_YOUR GOAL_
Leave out the pictures and copy each record below exactly.

_Collected data_
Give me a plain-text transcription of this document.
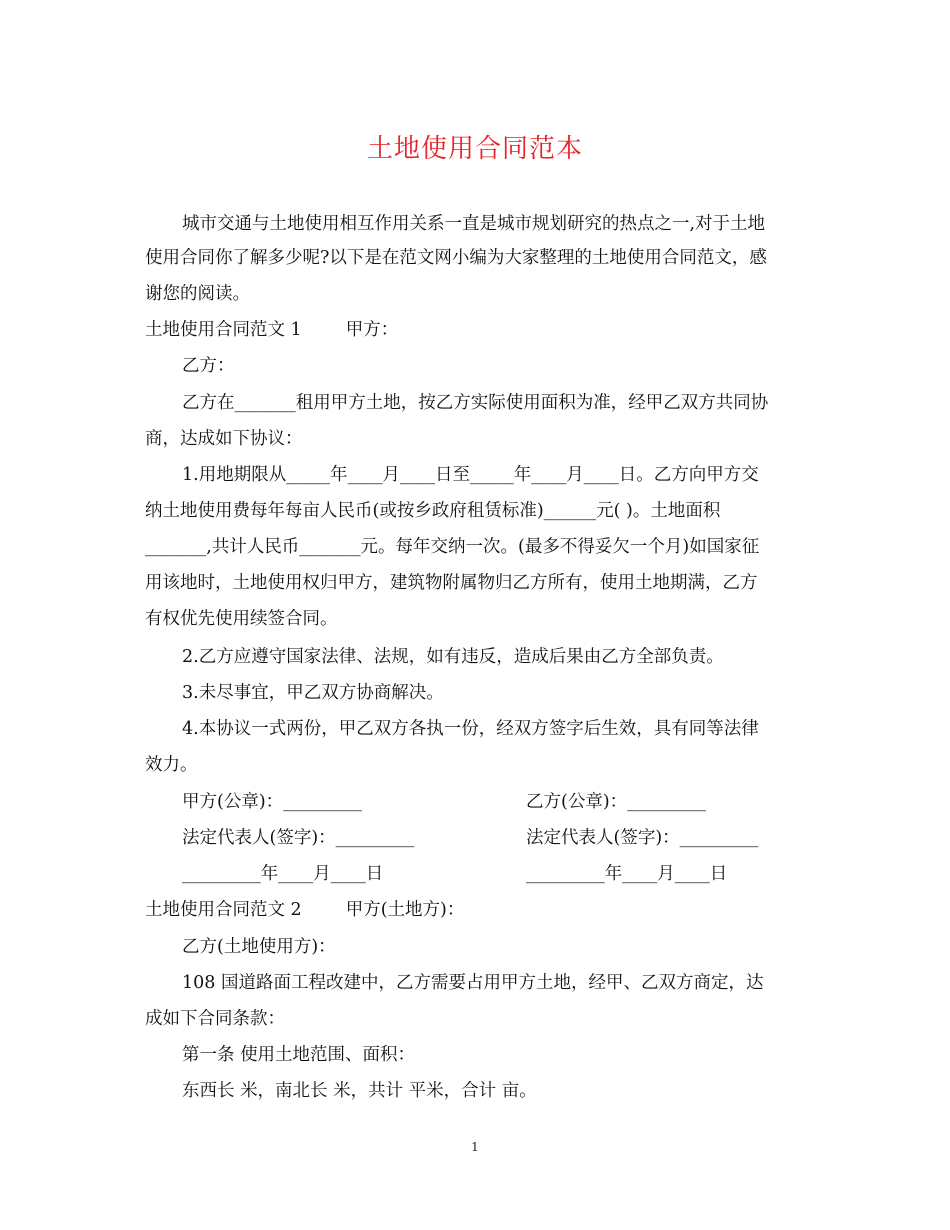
土地使用合同范本

城市交通与土地使用相互作用关系一直是城市规划研究的热点之一,对于土地

使用合同你了解多少呢?以下是在范文网小编为大家整理的土地使用合同范文，感

谢您的阅读。

土地使用合同范文 1	甲方：

乙方：

乙方在_______租用甲方土地，按乙方实际使用面积为准，经甲乙双方共同协

商，达成如下协议：

1.用地期限从_____年____月____日至_____年____月____日。乙方向甲方交

纳土地使用费每年每亩人民币(或按乡政府租赁标准)______元( )。土地面积

_______,共计人民币_______元。每年交纳一次。(最多不得妥欠一个月)如国家征

用该地时，土地使用权归甲方，建筑物附属物归乙方所有，使用土地期满，乙方

有权优先使用续签合同。

2.乙方应遵守国家法律、法规，如有违反，造成后果由乙方全部负责。

3.未尽事宜，甲乙双方协商解决。

4.本协议一式两份，甲乙双方各执一份，经双方签字后生效，具有同等法律

效力。

甲方(公章)：_________	乙方(公章)：_________

法定代表人(签字)：_________	法定代表人(签字)：_________

_________年____月____日	_________年____月____日

土地使用合同范文 2	甲方(土地方)：

乙方(土地使用方)：

108 国道路面工程改建中，乙方需要占用甲方土地，经甲、乙双方商定，达

成如下合同条款：

第一条 使用土地范围、面积：

东西长 米，南北长 米，共计 平米，合计 亩。

1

_CORRECT RESULT_
Give me a plain-text transcription of this document.
土地使用合同范本

城市交通与土地使用相互作用关系一直是城市规划研究的热点之一,对于土地

使用合同你了解多少呢?以下是在范文网小编为大家整理的土地使用合同范文，感

谢您的阅读。

土地使用合同范文 1	甲方：

乙方：

乙方在_______租用甲方土地，按乙方实际使用面积为准，经甲乙双方共同协

商，达成如下协议：

1.用地期限从_____年____月____日至_____年____月____日。乙方向甲方交

纳土地使用费每年每亩人民币(或按乡政府租赁标准)______元( )。土地面积

_______,共计人民币_______元。每年交纳一次。(最多不得妥欠一个月)如国家征

用该地时，土地使用权归甲方，建筑物附属物归乙方所有，使用土地期满，乙方

有权优先使用续签合同。

2.乙方应遵守国家法律、法规，如有违反，造成后果由乙方全部负责。

3.未尽事宜，甲乙双方协商解决。

4.本协议一式两份，甲乙双方各执一份，经双方签字后生效，具有同等法律

效力。

甲方(公章)：_________	乙方(公章)：_________

法定代表人(签字)：_________	法定代表人(签字)：_________

_________年____月____日	_________年____月____日

土地使用合同范文 2	甲方(土地方)：

乙方(土地使用方)：

108 国道路面工程改建中，乙方需要占用甲方土地，经甲、乙双方商定，达

成如下合同条款：

第一条 使用土地范围、面积：

东西长 米，南北长 米，共计 平米，合计 亩。

1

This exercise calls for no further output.